Source text:
________________
The literature survey reveals many research papers that studied the formation of an oxide-scale layer on the surface of FeCrAl foils, strips, rods, or cuts of standard specimens. Few studies, however, considered FeCrAl fibers. Li et al. ²³ and Fornasiero et al. ²⁴ investigated the FeCrAl fibers as substrate and support of catalysts. Fei et al. ²⁵ investigated the growth of metastable alumina platelets and whiskers on the surface of FeCrAl fibers during thermal oxidation temperatures between 800 °C and 900 °C. They reported that the rapid growth rate of the Al₂O₃ could deplete the aluminum content from the base metal alloy. They also investigated Titania coating to inhibit the growth of metastable alumina formation. An investigation by Samad et al. ²⁶ showed the study outcomes of one cycle of the MSHT on FeCrAl fibers. The target of their study was alpha- Al₂O₃ formation for palladium catalyst support. The heat treatment process is carried out by step-up the oxidation temperature as follows, at 930 °C for 1 h, at 960 °C for 1 h, and 990 °C for 2 h for a total of 4 h. Their results showed that alpha-alumina is the major phase for the oxide scale on the surface of the fiber that is achieved by one cycle of MSHT. Although the MSHT process decreases the period for oxide scale growing on the FeCrAl fibers surface, it also decreases the aluminum reservoir, limiting the lifetime of the base metal FeCrAl alloy ^13,25,26.
________________
Recorded data:
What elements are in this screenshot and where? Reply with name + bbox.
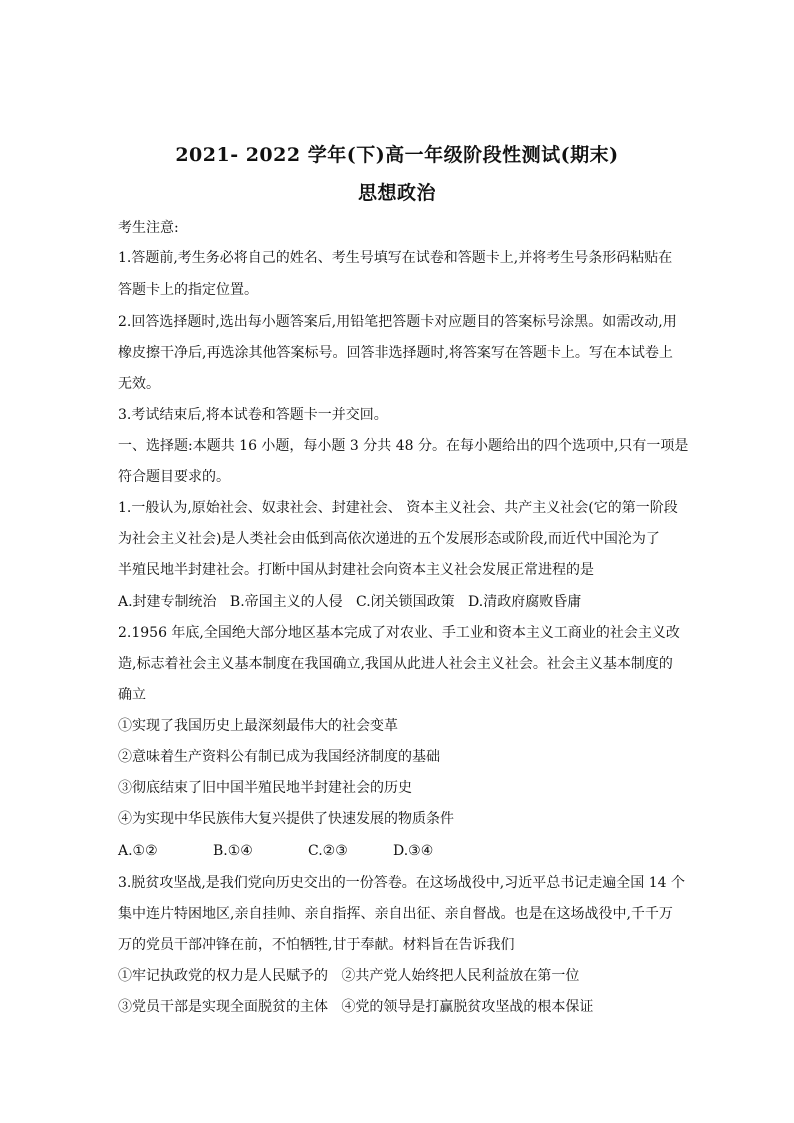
________________
Given request:
Please copy the passage on oxide-scale growth on FeCrAl fibers in full, with every word, symbol and citation number left unchanged.

The reply:
The literature survey reveals many research papers that studied the formation of an oxide-scale layer on the surface of FeCrAl foils, strips, rods, or cuts of standard specimens. Few studies, however, considered FeCrAl fibers. Li et al. ²³ and Fornasiero et al. ²⁴ investigated the FeCrAl fibers as substrate and support of catalysts. Fei et al. ²⁵ investigated the growth of metastable alumina platelets and whiskers on the surface of FeCrAl fibers during thermal oxidation temperatures between 800 °C and 900 °C. They reported that the rapid growth rate of the Al₂O₃ could deplete the aluminum content from the base metal alloy. They also investigated Titania coating to inhibit the growth of metastable alumina formation. An investigation by Samad et al. ²⁶ showed the study outcomes of one cycle of the MSHT on FeCrAl fibers. The target of their study was alpha- Al₂O₃ formation for palladium catalyst support. The heat treatment process is carried out by step-up the oxidation temperature as follows, at 930 °C for 1 h, at 960 °C for 1 h, and 990 °C for 2 h for a total of 4 h. Their results showed that alpha-alumina is the major phase for the oxide scale on the surface of the fiber that is achieved by one cycle of MSHT. Although the MSHT process decreases the period for oxide scale growing on the FeCrAl fibers surface, it also decreases the aluminum reservoir, limiting the lifetime of the base metal FeCrAl alloy ^13,25,26.